SUPPLIED DATA:
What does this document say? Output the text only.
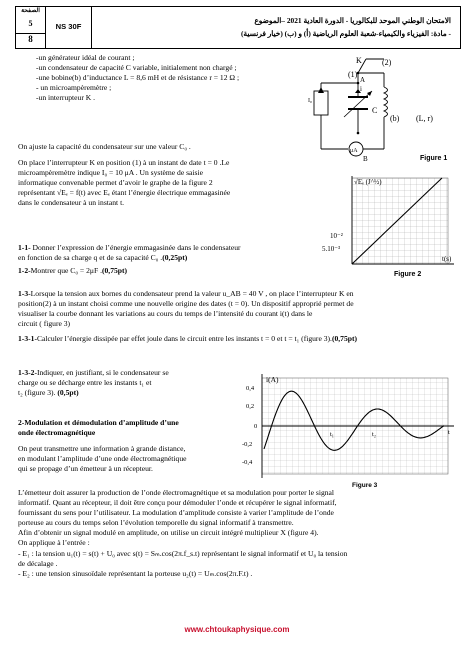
الصفحة
5
8
NS 30F
الامتحان الوطني الموحد للبكالوريا - الدورة العادية 2021 –الموضوع
- مادة: الفيزياء والكيمياء-شعبة العلوم الرياضية (أ) و (ب) (خيار فرنسية)
-un générateur idéal de courant ;
-un condensateur de capacité C variable, initialement non chargé ;
-une bobine(b) d’inductance L = 8,6 mH et de résistance r = 12 Ω ;
- un microampèremètre ;
-un interrupteur K .
K
(1)
(2)
I₀
i
A
B
C
(b) (L, r)
μA
Figure 1
On ajuste la capacité du condensateur sur une valeur C₀ .
On place l’interrupteur K en position (1) à un instant de date t = 0 .Le
microampèremètre indique I₀ = 10 μA . Un système de saisie
informatique convenable permet d’avoir le graphe de la figure 2
représentant √Eₑ = f(t) avec Eₑ étant l’énergie électrique emmagasinée
dans le condensateur à un instant t.
√Eₑ (J^½)
10⁻²
5.10⁻³
t(s)
Figure 2
1-1- Donner l’expression de l’énergie emmagasinée dans le condensateur
en fonction de sa charge q et de sa capacité C₀ .(0,25pt)
1-2-Montrer que C₀ = 2μF .(0,75pt)
1-3-Lorsque la tension aux bornes du condensateur prend la valeur u_AB = 40 V , on place l’interrupteur K en
position(2) à un instant choisi comme une nouvelle origine des dates (t = 0). Un dispositif approprié permet de
visualiser la courbe donnant les variations au cours du temps de l’intensité du courant i(t) dans le
circuit ( figure 3)
1-3-1-Calculer l’énergie dissipée par effet joule dans le circuit entre les instants t = 0 et t = t₁ (figure 3).(0,75pt)
1-3-2-Indiquer, en justifiant, si le condensateur se
charge ou se décharge entre les instants t₁ et
t₂ (figure 3). (0,5pt)
i(A)
0,4
0,2
0
-0,2
-0,4
t₁	t₂	t
Figure 3
2-Modulation et démodulation d’amplitude d’une
onde électromagnétique
On peut transmettre une information à grande distance,
en modulant l’amplitude d’une onde électromagnétique
qui se propage d’un émetteur à un récepteur.
L’émetteur doit assurer la production de l’onde électromagnétique et sa modulation pour porter le signal
informatif. Quant au récepteur, il doit être conçu pour démoduler l’onde et récupérer le signal informatif,
fournissant du sens pour l’utilisateur. La modulation d’amplitude consiste à varier l’amplitude de l’onde
porteuse au cours du temps selon l’évolution temporelle du signal informatif à transmettre.
Afin d’obtenir un signal modulé en amplitude, on utilise un circuit intégré multiplieur X (figure 4).
On applique à l’entrée :
- E₁ : la tension u₁(t) = s(t) + U₀ avec s(t) = Sₘ.cos(2π.f_s.t) représentant le signal informatif et U₀ la tension
de décalage .
- E₂ : une tension sinusoïdale représentant la porteuse u₂(t) = Uₘ.cos(2π.F.t) .
www.chtoukaphysique.com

THE TASK: Output the entries above exactly, without their pictures.

WRITTEN ANSWER:
What does this document say? Output the text only.
الصفحة
5
8
NS 30F
الامتحان الوطني الموحد للبكالوريا - الدورة العادية 2021 –الموضوع
- مادة: الفيزياء والكيمياء-شعبة العلوم الرياضية (أ) و (ب) (خيار فرنسية)
-un générateur idéal de courant ;
-un condensateur de capacité C variable, initialement non chargé ;
-une bobine(b) d’inductance L = 8,6 mH et de résistance r = 12 Ω ;
- un microampèremètre ;
-un interrupteur K .
K
(1)
(2)
I₀
i
A
B
C
(b) (L, r)
μA
Figure 1
On ajuste la capacité du condensateur sur une valeur C₀ .
On place l’interrupteur K en position (1) à un instant de date t = 0 .Le
microampèremètre indique I₀ = 10 μA . Un système de saisie
informatique convenable permet d’avoir le graphe de la figure 2
représentant √Eₑ = f(t) avec Eₑ étant l’énergie électrique emmagasinée
dans le condensateur à un instant t.
√Eₑ (J^½)
10⁻²
5.10⁻³
t(s)
Figure 2
1-1- Donner l’expression de l’énergie emmagasinée dans le condensateur
en fonction de sa charge q et de sa capacité C₀ .(0,25pt)
1-2-Montrer que C₀ = 2μF .(0,75pt)
1-3-Lorsque la tension aux bornes du condensateur prend la valeur u_AB = 40 V , on place l’interrupteur K en
position(2) à un instant choisi comme une nouvelle origine des dates (t = 0). Un dispositif approprié permet de
visualiser la courbe donnant les variations au cours du temps de l’intensité du courant i(t) dans le
circuit ( figure 3)
1-3-1-Calculer l’énergie dissipée par effet joule dans le circuit entre les instants t = 0 et t = t₁ (figure 3).(0,75pt)
1-3-2-Indiquer, en justifiant, si le condensateur se
charge ou se décharge entre les instants t₁ et
t₂ (figure 3). (0,5pt)
i(A)
0,4
0,2
0
-0,2
-0,4
t₁	t₂	t
Figure 3
2-Modulation et démodulation d’amplitude d’une
onde électromagnétique
On peut transmettre une information à grande distance,
en modulant l’amplitude d’une onde électromagnétique
qui se propage d’un émetteur à un récepteur.
L’émetteur doit assurer la production de l’onde électromagnétique et sa modulation pour porter le signal
informatif. Quant au récepteur, il doit être conçu pour démoduler l’onde et récupérer le signal informatif,
fournissant du sens pour l’utilisateur. La modulation d’amplitude consiste à varier l’amplitude de l’onde
porteuse au cours du temps selon l’évolution temporelle du signal informatif à transmettre.
Afin d’obtenir un signal modulé en amplitude, on utilise un circuit intégré multiplieur X (figure 4).
On applique à l’entrée :
- E₁ : la tension u₁(t) = s(t) + U₀ avec s(t) = Sₘ.cos(2π.f_s.t) représentant le signal informatif et U₀ la tension
de décalage .
- E₂ : une tension sinusoïdale représentant la porteuse u₂(t) = Uₘ.cos(2π.F.t) .
www.chtoukaphysique.com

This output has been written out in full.